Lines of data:
□ □ □

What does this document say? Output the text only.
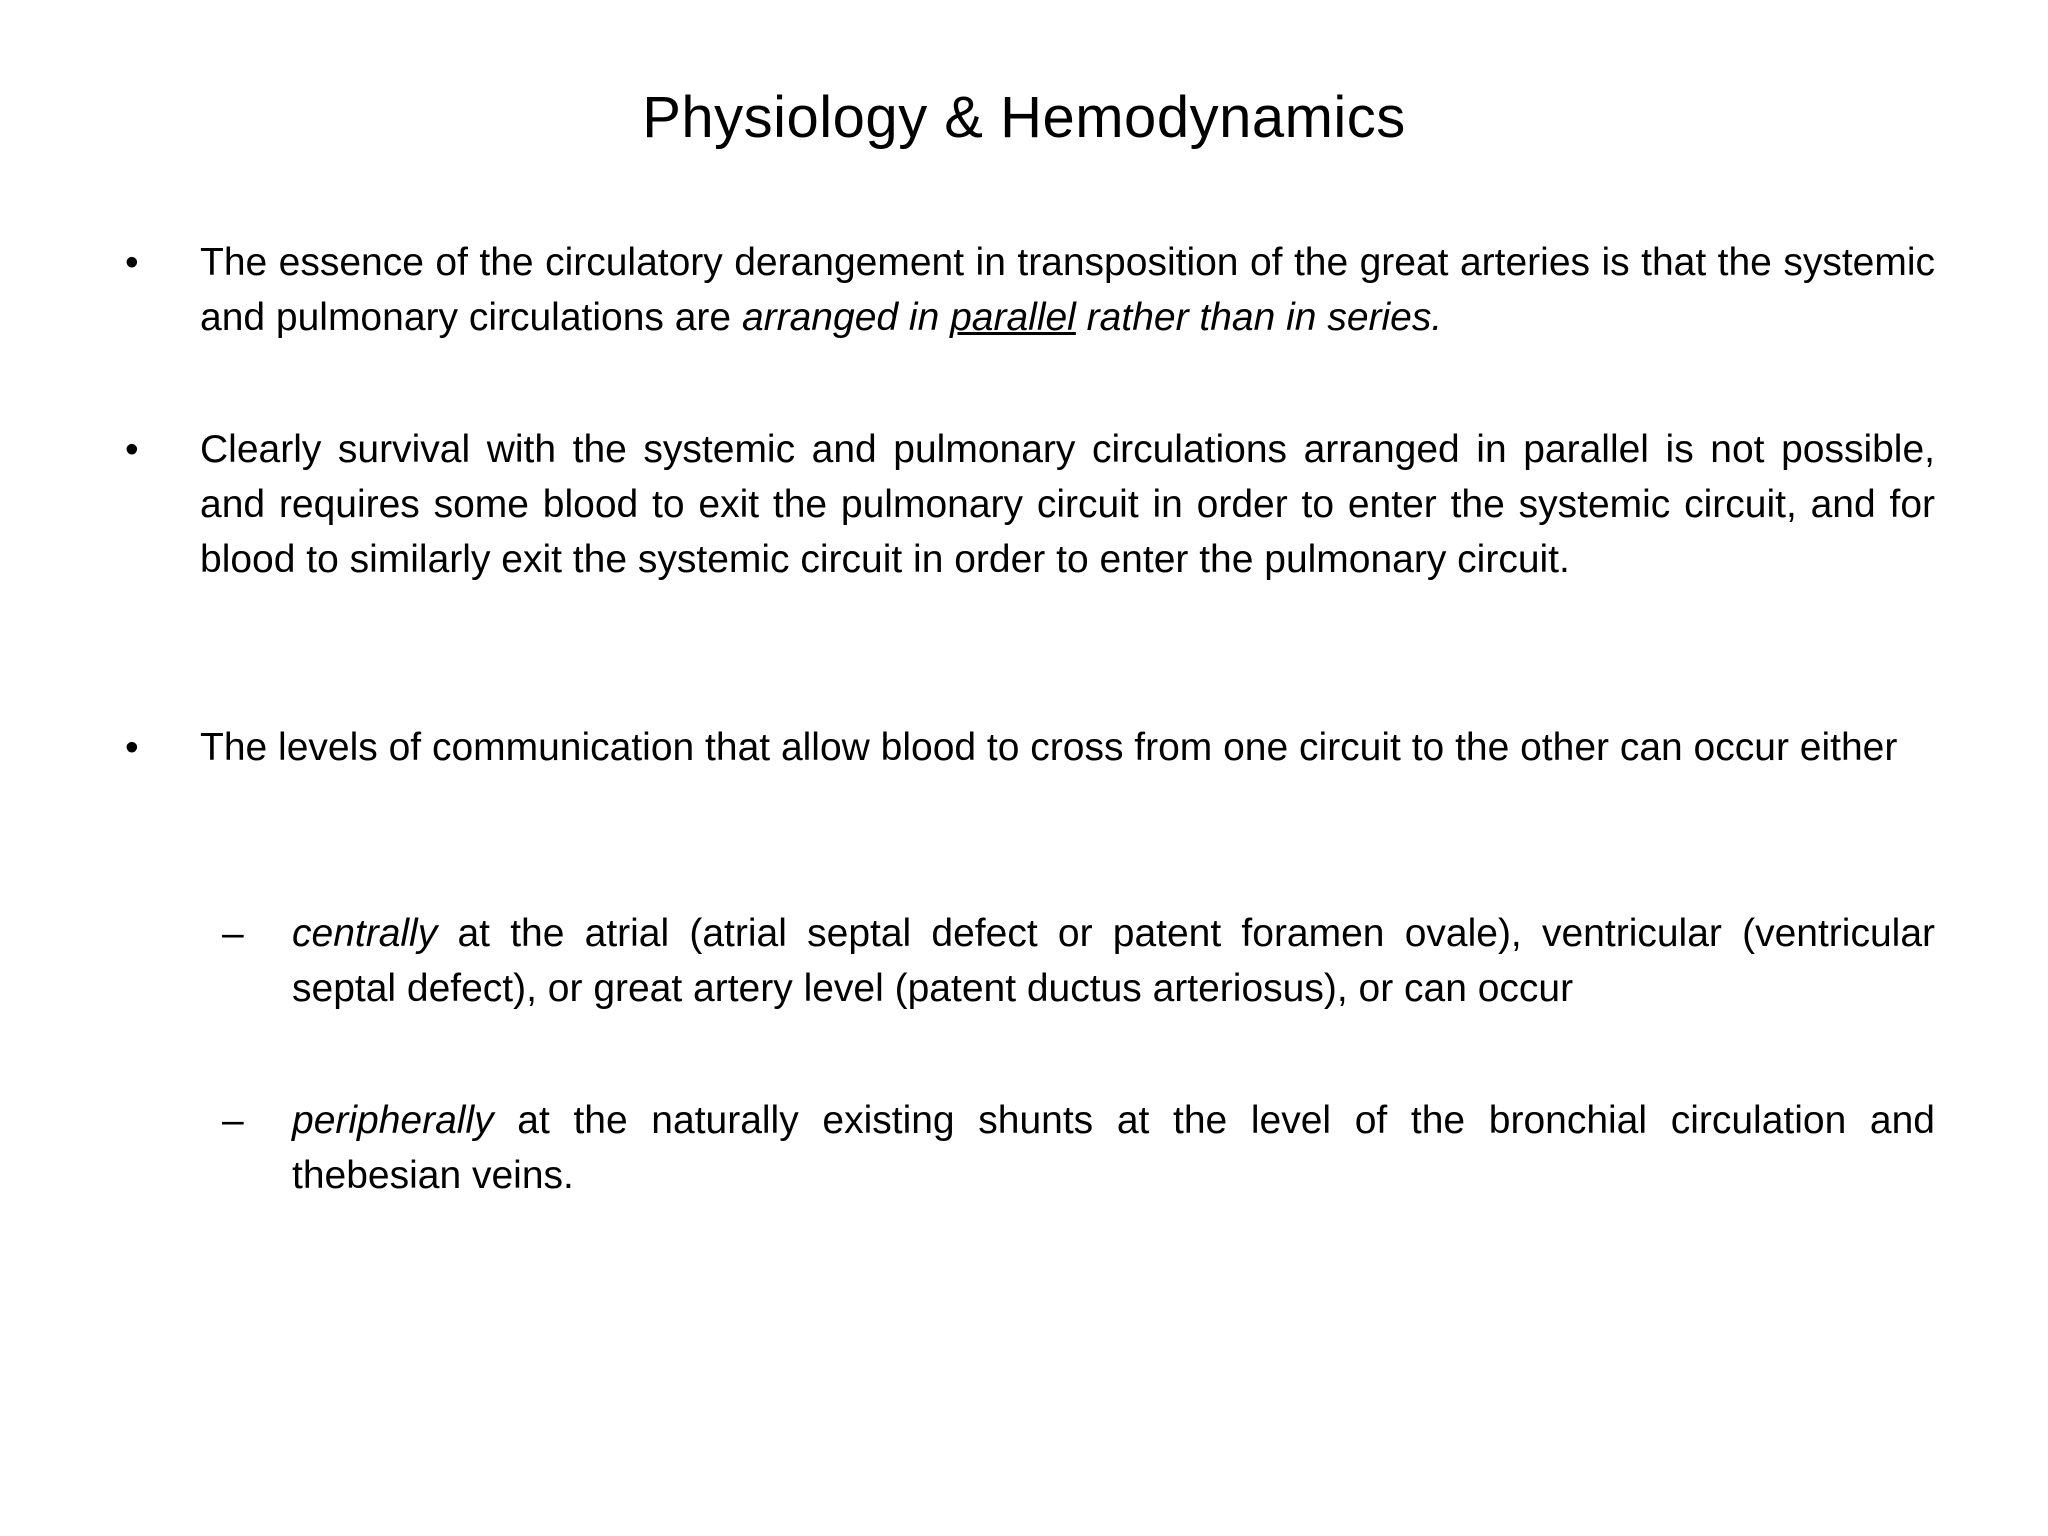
Physiology & Hemodynamics
•	The essence of the circulatory derangement in transposition of the great arteries is that the systemic and pulmonary circulations are arranged in parallel rather than in series.
•	Clearly survival with the systemic and pulmonary circulations arranged in parallel is not possible, and requires some blood to exit the pulmonary circuit in order to enter the systemic circuit, and for blood to similarly exit the systemic circuit in order to enter the pulmonary circuit.
•	The levels of communication that allow blood to cross from one circuit to the other can occur either
–	centrally at the atrial (atrial septal defect or patent foramen ovale), ventricular (ventricular septal defect), or great artery level (patent ductus arteriosus), or can occur
–	peripherally at the naturally existing shunts at the level of the bronchial circulation and thebesian veins.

□ □ □

(The problem): Output all of the records exactly as they appear above, but not the pictures.

(Completed task):
What does this document say? Output the text only.
Physiology & Hemodynamics
•	The essence of the circulatory derangement in transposition of the great arteries is that the systemic and pulmonary circulations are arranged in parallel rather than in series.
•	Clearly survival with the systemic and pulmonary circulations arranged in parallel is not possible, and requires some blood to exit the pulmonary circuit in order to enter the systemic circuit, and for blood to similarly exit the systemic circuit in order to enter the pulmonary circuit.
•	The levels of communication that allow blood to cross from one circuit to the other can occur either
–	centrally at the atrial (atrial septal defect or patent foramen ovale), ventricular (ventricular septal defect), or great artery level (patent ductus arteriosus), or can occur
–	peripherally at the naturally existing shunts at the level of the bronchial circulation and thebesian veins.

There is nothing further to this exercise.